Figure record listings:
╭──

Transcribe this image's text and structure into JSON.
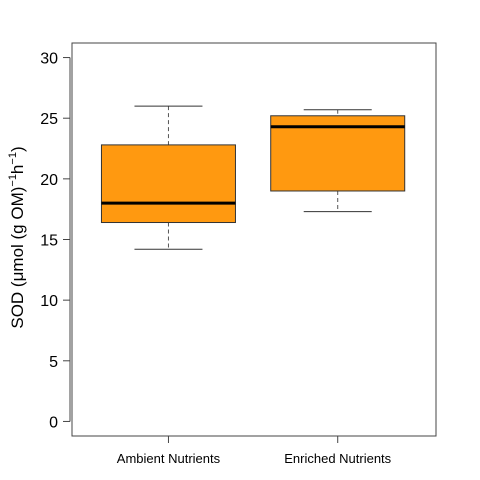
{
  "chart_data": {
    "type": "box",
    "title": "",
    "xlabel": "",
    "ylabel": {
      "prefix": "SOD (",
      "mu": "μ",
      "main": "mol (g OM)",
      "sup1": "−1",
      "mid": "h",
      "sup2": "−1",
      "suffix": ")"
    },
    "ylim": [
      -1.2,
      31.2
    ],
    "yticks": [
      "0",
      "5",
      "10",
      "15",
      "20",
      "25",
      "30"
    ],
    "categories": [
      "Ambient Nutrients",
      "Enriched Nutrients"
    ],
    "boxes": [
      {
        "category": "Ambient Nutrients",
        "min": 14.2,
        "q1": 16.4,
        "median": 18.0,
        "q3": 22.8,
        "max": 26.0
      },
      {
        "category": "Enriched Nutrients",
        "min": 17.3,
        "q1": 19.0,
        "median": 24.3,
        "q3": 25.2,
        "max": 25.7
      }
    ],
    "box_color": "#ff9910",
    "grid": false,
    "legend": "none"
  }
}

╰──

From the listing above, print every entry precisely and drop the pictures.

Transcribe this image's text and structure into JSON.
{
  "chart_data": {
    "type": "box",
    "title": "",
    "xlabel": "",
    "ylabel": {
      "prefix": "SOD (",
      "mu": "μ",
      "main": "mol (g OM)",
      "sup1": "−1",
      "mid": "h",
      "sup2": "−1",
      "suffix": ")"
    },
    "ylim": [
      -1.2,
      31.2
    ],
    "yticks": [
      "0",
      "5",
      "10",
      "15",
      "20",
      "25",
      "30"
    ],
    "categories": [
      "Ambient Nutrients",
      "Enriched Nutrients"
    ],
    "boxes": [
      {
        "category": "Ambient Nutrients",
        "min": 14.2,
        "q1": 16.4,
        "median": 18.0,
        "q3": 22.8,
        "max": 26.0
      },
      {
        "category": "Enriched Nutrients",
        "min": 17.3,
        "q1": 19.0,
        "median": 24.3,
        "q3": 25.2,
        "max": 25.7
      }
    ],
    "box_color": "#ff9910",
    "grid": false,
    "legend": "none"
  }
}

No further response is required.